Dataset entries:
^^^^^^^^^^^^^^^^

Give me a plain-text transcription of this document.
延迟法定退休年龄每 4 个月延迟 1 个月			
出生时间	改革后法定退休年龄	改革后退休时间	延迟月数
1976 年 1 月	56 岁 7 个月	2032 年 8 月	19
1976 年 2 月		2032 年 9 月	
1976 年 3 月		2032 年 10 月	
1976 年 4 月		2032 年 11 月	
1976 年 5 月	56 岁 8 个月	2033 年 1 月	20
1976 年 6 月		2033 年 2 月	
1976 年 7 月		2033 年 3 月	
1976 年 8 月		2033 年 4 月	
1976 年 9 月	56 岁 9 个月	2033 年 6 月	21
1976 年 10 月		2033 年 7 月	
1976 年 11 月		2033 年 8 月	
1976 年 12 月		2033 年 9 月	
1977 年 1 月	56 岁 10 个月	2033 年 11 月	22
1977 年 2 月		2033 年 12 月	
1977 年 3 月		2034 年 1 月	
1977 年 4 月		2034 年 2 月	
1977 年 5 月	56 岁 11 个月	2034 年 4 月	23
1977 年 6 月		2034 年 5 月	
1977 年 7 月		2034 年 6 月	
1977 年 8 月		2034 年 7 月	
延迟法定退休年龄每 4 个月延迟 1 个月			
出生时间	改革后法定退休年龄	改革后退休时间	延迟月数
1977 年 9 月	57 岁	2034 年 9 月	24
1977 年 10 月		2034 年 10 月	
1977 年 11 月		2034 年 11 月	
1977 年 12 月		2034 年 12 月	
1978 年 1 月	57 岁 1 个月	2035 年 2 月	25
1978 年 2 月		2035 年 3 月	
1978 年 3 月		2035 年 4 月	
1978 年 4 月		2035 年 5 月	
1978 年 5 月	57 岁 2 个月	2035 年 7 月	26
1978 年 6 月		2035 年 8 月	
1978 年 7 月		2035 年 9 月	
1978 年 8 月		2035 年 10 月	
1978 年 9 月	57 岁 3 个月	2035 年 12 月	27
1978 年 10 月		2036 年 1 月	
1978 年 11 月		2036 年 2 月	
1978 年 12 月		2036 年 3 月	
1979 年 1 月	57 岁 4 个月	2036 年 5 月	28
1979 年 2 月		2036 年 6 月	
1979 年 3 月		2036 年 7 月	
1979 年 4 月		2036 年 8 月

^^^^^^^^^^^^^^^^

■ **The task**
Please quote the data above in full, with no line missing.

■ **Exercise result**
Give me a plain-text transcription of this document.
延迟法定退休年龄每 4 个月延迟 1 个月			
出生时间	改革后法定退休年龄	改革后退休时间	延迟月数
1976 年 1 月	56 岁 7 个月	2032 年 8 月	19
1976 年 2 月		2032 年 9 月	
1976 年 3 月		2032 年 10 月	
1976 年 4 月		2032 年 11 月	
1976 年 5 月	56 岁 8 个月	2033 年 1 月	20
1976 年 6 月		2033 年 2 月	
1976 年 7 月		2033 年 3 月	
1976 年 8 月		2033 年 4 月	
1976 年 9 月	56 岁 9 个月	2033 年 6 月	21
1976 年 10 月		2033 年 7 月	
1976 年 11 月		2033 年 8 月	
1976 年 12 月		2033 年 9 月	
1977 年 1 月	56 岁 10 个月	2033 年 11 月	22
1977 年 2 月		2033 年 12 月	
1977 年 3 月		2034 年 1 月	
1977 年 4 月		2034 年 2 月	
1977 年 5 月	56 岁 11 个月	2034 年 4 月	23
1977 年 6 月		2034 年 5 月	
1977 年 7 月		2034 年 6 月	
1977 年 8 月		2034 年 7 月	
延迟法定退休年龄每 4 个月延迟 1 个月			
出生时间	改革后法定退休年龄	改革后退休时间	延迟月数
1977 年 9 月	57 岁	2034 年 9 月	24
1977 年 10 月		2034 年 10 月	
1977 年 11 月		2034 年 11 月	
1977 年 12 月		2034 年 12 月	
1978 年 1 月	57 岁 1 个月	2035 年 2 月	25
1978 年 2 月		2035 年 3 月	
1978 年 3 月		2035 年 4 月	
1978 年 4 月		2035 年 5 月	
1978 年 5 月	57 岁 2 个月	2035 年 7 月	26
1978 年 6 月		2035 年 8 月	
1978 年 7 月		2035 年 9 月	
1978 年 8 月		2035 年 10 月	
1978 年 9 月	57 岁 3 个月	2035 年 12 月	27
1978 年 10 月		2036 年 1 月	
1978 年 11 月		2036 年 2 月	
1978 年 12 月		2036 年 3 月	
1979 年 1 月	57 岁 4 个月	2036 年 5 月	28
1979 年 2 月		2036 年 6 月	
1979 年 3 月		2036 年 7 月	
1979 年 4 月		2036 年 8 月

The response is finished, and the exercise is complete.